-- Start Listing --
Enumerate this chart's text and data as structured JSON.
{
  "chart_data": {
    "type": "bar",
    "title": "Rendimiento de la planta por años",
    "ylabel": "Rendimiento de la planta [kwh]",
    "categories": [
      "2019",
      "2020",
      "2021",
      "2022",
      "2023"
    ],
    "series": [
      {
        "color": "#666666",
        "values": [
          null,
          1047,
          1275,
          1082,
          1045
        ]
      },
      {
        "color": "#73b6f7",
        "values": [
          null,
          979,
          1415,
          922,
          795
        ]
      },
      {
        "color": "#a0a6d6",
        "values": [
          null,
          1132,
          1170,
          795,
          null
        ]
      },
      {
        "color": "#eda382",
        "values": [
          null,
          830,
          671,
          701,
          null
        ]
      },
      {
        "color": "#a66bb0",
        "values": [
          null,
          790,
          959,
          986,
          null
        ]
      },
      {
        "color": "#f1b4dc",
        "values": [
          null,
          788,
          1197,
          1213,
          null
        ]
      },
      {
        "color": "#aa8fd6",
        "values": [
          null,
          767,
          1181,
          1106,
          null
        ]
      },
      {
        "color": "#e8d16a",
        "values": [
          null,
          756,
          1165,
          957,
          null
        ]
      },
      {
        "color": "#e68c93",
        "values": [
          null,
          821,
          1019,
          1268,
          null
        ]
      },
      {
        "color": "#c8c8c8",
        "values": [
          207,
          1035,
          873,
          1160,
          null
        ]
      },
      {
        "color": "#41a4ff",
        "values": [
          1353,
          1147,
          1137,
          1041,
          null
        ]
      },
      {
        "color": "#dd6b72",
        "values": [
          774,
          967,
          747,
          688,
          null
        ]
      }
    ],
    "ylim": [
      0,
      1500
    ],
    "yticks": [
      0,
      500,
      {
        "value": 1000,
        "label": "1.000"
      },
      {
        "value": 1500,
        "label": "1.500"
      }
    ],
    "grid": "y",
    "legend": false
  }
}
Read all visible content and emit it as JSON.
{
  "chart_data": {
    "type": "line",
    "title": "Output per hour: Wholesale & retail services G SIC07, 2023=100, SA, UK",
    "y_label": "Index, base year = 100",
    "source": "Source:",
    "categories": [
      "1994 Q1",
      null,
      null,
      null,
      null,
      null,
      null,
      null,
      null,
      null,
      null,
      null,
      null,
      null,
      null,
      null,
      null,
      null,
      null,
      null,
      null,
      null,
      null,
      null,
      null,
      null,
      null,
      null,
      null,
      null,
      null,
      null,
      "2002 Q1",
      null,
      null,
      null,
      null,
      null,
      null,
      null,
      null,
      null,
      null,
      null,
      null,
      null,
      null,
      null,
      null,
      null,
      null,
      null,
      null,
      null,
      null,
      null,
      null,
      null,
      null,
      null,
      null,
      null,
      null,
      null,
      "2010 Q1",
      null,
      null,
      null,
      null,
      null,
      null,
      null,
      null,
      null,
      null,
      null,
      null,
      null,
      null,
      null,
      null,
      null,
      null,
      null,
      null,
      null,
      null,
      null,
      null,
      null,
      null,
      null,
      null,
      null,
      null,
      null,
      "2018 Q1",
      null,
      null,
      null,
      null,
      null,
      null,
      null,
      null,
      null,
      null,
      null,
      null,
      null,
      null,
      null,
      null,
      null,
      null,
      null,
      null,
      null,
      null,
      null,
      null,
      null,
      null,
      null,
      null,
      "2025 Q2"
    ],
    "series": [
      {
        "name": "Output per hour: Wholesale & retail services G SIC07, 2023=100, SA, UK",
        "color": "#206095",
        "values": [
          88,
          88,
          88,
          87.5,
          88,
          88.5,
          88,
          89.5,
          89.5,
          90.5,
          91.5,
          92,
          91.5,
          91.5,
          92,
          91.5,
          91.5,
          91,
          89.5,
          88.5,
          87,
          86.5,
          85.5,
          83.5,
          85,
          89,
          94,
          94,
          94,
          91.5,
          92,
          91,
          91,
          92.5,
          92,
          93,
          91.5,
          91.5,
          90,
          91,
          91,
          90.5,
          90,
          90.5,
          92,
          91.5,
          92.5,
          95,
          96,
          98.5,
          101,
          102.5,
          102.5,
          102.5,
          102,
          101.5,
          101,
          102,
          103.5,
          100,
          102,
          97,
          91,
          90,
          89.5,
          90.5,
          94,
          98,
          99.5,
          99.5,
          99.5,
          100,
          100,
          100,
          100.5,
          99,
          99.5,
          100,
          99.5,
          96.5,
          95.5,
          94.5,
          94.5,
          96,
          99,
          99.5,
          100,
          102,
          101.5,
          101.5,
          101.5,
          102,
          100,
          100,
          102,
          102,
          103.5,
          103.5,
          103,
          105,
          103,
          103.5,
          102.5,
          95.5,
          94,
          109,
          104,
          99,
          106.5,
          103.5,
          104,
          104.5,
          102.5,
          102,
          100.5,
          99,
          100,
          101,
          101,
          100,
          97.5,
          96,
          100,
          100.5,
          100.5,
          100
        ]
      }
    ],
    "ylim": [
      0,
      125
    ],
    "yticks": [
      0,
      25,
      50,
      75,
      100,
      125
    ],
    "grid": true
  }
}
-- End Listing --
* **Work to be completed**:
Give the number of lines in the listing above that hold the string "services", with nothing else.

* **The output**:
2